Exercise brief
Only lines with the string "изложить" matter here; gather them from the material below.

Material to process
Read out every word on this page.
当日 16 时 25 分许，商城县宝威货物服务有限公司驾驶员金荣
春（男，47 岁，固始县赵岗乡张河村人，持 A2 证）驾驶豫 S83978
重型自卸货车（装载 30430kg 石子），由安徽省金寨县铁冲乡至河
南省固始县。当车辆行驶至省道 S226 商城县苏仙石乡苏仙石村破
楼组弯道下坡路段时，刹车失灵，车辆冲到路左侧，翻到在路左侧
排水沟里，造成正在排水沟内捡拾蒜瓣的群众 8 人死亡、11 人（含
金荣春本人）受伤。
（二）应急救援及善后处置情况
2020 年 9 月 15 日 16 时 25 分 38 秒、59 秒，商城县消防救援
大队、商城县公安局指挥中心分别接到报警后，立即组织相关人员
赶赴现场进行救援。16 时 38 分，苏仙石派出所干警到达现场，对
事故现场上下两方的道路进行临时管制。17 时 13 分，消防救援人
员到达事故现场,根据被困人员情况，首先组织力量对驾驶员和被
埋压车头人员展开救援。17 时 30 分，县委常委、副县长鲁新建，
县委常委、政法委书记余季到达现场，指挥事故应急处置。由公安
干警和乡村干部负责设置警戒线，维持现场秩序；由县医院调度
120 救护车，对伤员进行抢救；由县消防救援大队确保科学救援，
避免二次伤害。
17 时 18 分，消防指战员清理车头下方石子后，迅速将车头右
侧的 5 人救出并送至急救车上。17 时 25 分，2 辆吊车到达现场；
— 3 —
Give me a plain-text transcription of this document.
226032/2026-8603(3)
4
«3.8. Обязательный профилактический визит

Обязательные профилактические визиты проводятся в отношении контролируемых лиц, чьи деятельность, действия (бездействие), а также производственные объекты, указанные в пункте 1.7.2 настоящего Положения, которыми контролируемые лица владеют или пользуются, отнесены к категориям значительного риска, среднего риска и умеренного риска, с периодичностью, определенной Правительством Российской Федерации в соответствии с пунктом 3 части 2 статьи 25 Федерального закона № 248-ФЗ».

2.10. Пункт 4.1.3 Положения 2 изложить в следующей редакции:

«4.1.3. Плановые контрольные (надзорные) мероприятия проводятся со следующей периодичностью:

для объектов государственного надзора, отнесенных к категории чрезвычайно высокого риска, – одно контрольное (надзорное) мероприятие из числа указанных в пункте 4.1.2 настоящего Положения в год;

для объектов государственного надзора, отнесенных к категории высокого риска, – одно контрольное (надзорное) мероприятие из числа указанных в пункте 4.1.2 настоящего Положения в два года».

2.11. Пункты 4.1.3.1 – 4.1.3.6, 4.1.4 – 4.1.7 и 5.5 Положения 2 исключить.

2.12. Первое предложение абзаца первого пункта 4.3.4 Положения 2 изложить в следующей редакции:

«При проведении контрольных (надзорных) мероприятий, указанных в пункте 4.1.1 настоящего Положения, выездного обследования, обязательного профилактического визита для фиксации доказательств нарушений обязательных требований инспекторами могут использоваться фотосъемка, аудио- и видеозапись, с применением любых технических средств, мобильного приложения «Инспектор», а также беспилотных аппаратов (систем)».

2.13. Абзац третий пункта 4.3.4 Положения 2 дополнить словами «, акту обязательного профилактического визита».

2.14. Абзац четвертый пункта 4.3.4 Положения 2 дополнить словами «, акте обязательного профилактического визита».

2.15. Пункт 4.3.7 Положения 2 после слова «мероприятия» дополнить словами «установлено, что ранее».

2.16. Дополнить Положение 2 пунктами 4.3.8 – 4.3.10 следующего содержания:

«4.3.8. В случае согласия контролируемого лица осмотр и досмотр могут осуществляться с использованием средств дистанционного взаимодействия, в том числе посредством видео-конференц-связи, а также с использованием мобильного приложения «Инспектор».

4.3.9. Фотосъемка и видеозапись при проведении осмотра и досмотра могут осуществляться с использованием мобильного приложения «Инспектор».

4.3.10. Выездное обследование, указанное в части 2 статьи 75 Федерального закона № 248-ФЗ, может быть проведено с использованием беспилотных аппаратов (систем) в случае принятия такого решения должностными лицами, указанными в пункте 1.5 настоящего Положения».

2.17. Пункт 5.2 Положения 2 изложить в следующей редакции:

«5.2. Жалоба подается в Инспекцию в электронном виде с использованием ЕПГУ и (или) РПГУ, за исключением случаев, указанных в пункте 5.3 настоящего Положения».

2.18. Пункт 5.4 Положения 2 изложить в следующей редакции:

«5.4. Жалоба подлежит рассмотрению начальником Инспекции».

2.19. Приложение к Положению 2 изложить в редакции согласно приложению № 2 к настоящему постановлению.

The result
2.10. Пункт 4.1.3 Положения 2 изложить в следующей редакции:
2.12. Первое предложение абзаца первого пункта 4.3.4 Положения 2 изложить в следующей редакции:
2.17. Пункт 5.2 Положения 2 изложить в следующей редакции:
2.18. Пункт 5.4 Положения 2 изложить в следующей редакции:
2.19. Приложение к Положению 2 изложить в редакции согласно приложению № 2 к настоящему постановлению.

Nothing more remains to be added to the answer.